- What is being asked:
Gather up the lines with the word "Long" in them.
----
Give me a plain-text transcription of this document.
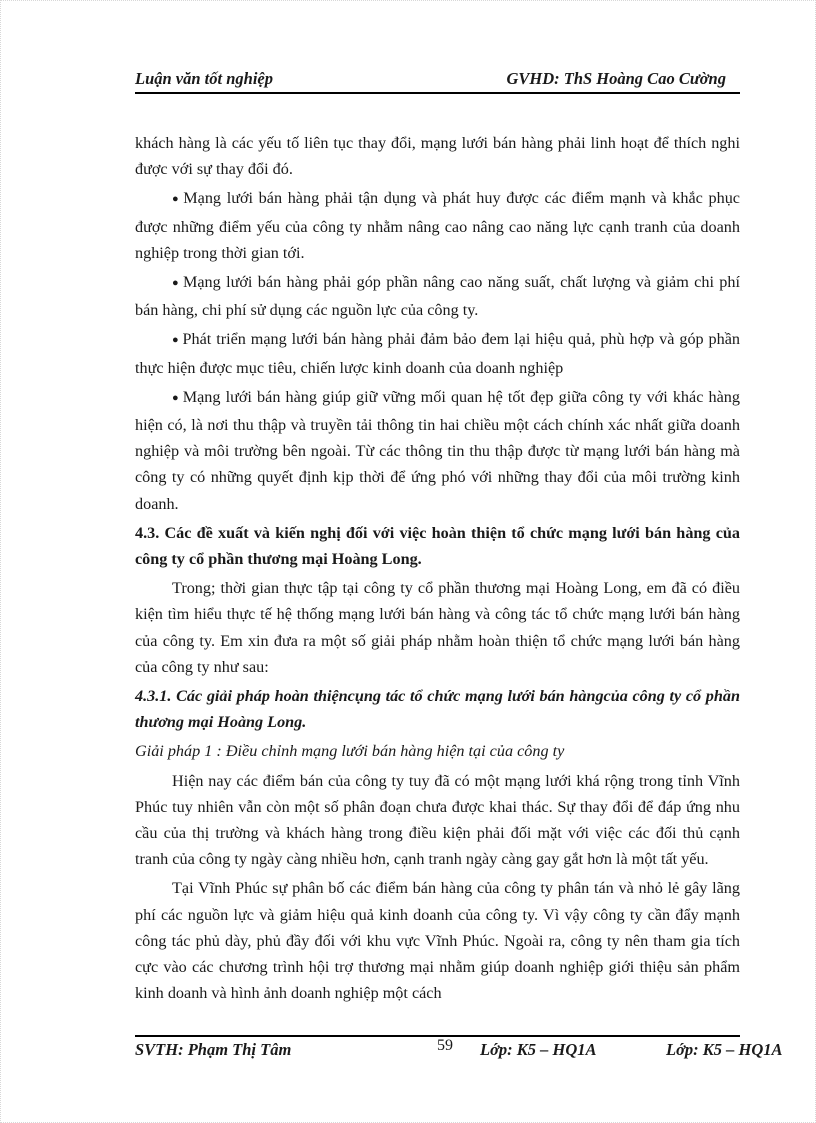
Luận văn tốt nghiệp	GVHD: ThS Hoàng Cao Cường

khách hàng là các yếu tố liên tục thay đổi, mạng lưới bán hàng phải linh hoạt để thích nghi được với sự thay đổi đó.

● Mạng lưới bán hàng phải tận dụng và phát huy được các điểm mạnh và khắc phục được những điểm yếu của công ty nhằm nâng cao nâng cao năng lực cạnh tranh của doanh nghiệp trong thời gian tới.

● Mạng lưới bán hàng phải góp phần nâng cao năng suất, chất lượng và giảm chi phí bán hàng, chi phí sử dụng các nguồn lực của công ty.

● Phát triển mạng lưới bán hàng phải đảm bảo đem lại hiệu quả, phù hợp và góp phần thực hiện được mục tiêu, chiến lược kinh doanh của doanh nghiệp

● Mạng lưới bán hàng giúp giữ vững mối quan hệ tốt đẹp giữa công ty với khác hàng hiện có, là nơi thu thập và truyền tải thông tin hai chiều một cách chính xác nhất giữa doanh nghiệp và môi trường bên ngoài. Từ các thông tin thu thập được từ mạng lưới bán hàng mà công ty có những quyết định kịp thời để ứng phó với những thay đổi của môi trường kinh doanh.

4.3. Các đề xuất và kiến nghị đối với việc hoàn thiện tổ chức mạng lưới bán hàng của công ty cổ phần thương mại Hoàng Long.

Trong; thời gian thực tập tại công ty cổ phần thương mại Hoàng Long, em đã có điều kiện tìm hiểu thực tế hệ thống mạng lưới bán hàng và công tác tổ chức mạng lưới bán hàng của công ty. Em xin đưa ra một số giải pháp nhằm hoàn thiện tổ chức mạng lưới bán hàng của công ty như sau:

4.3.1. Các giải pháp hoàn thiệncụng tác tổ chức mạng lưới bán hàngcủa công ty cổ phần thương mại Hoàng Long.

Giải pháp 1 : Điều chỉnh mạng lưới bán hàng hiện tại của công ty

Hiện nay các điểm bán của công ty tuy đã có một mạng lưới khá rộng trong tỉnh Vĩnh Phúc tuy nhiên vẫn còn một số phân đoạn chưa được khai thác. Sự thay đổi để đáp ứng nhu cầu của thị trường và khách hàng trong điều kiện phải đối mặt với việc các đối thủ cạnh tranh của công ty ngày càng nhiều hơn, cạnh tranh ngày càng gay gắt hơn là một tất yếu.

Tại Vĩnh Phúc sự phân bố các điểm bán hàng của công ty phân tán và nhỏ lẻ gây lãng phí các nguồn lực và giảm hiệu quả kinh doanh của công ty. Vì vậy công ty cần đẩy mạnh công tác phủ dày, phủ đầy đối với khu vực Vĩnh Phúc. Ngoài ra, công ty nên tham gia tích cực vào các chương trình hội trợ thương mại nhằm giúp doanh nghiệp giới thiệu sản phẩm kinh doanh và hình ảnh doanh nghiệp một cách

SVTH: Phạm Thị Tâm	59 Lớp: K5 – HQ1A	Lớp: K5 – HQ1A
----
- Result for this task:
4.3. Các đề xuất và kiến nghị đối với việc hoàn thiện tổ chức mạng lưới bán hàng của công ty cổ phần thương mại Hoàng Long.
Trong; thời gian thực tập tại công ty cổ phần thương mại Hoàng Long, em đã có điều kiện tìm hiểu thực tế hệ thống mạng lưới bán hàng và công tác tổ chức mạng lưới bán hàng của công ty. Em xin đưa ra một số giải pháp nhằm hoàn thiện tổ chức mạng lưới bán hàng của công ty như sau:
4.3.1. Các giải pháp hoàn thiệncụng tác tổ chức mạng lưới bán hàngcủa công ty cổ phần thương mại Hoàng Long.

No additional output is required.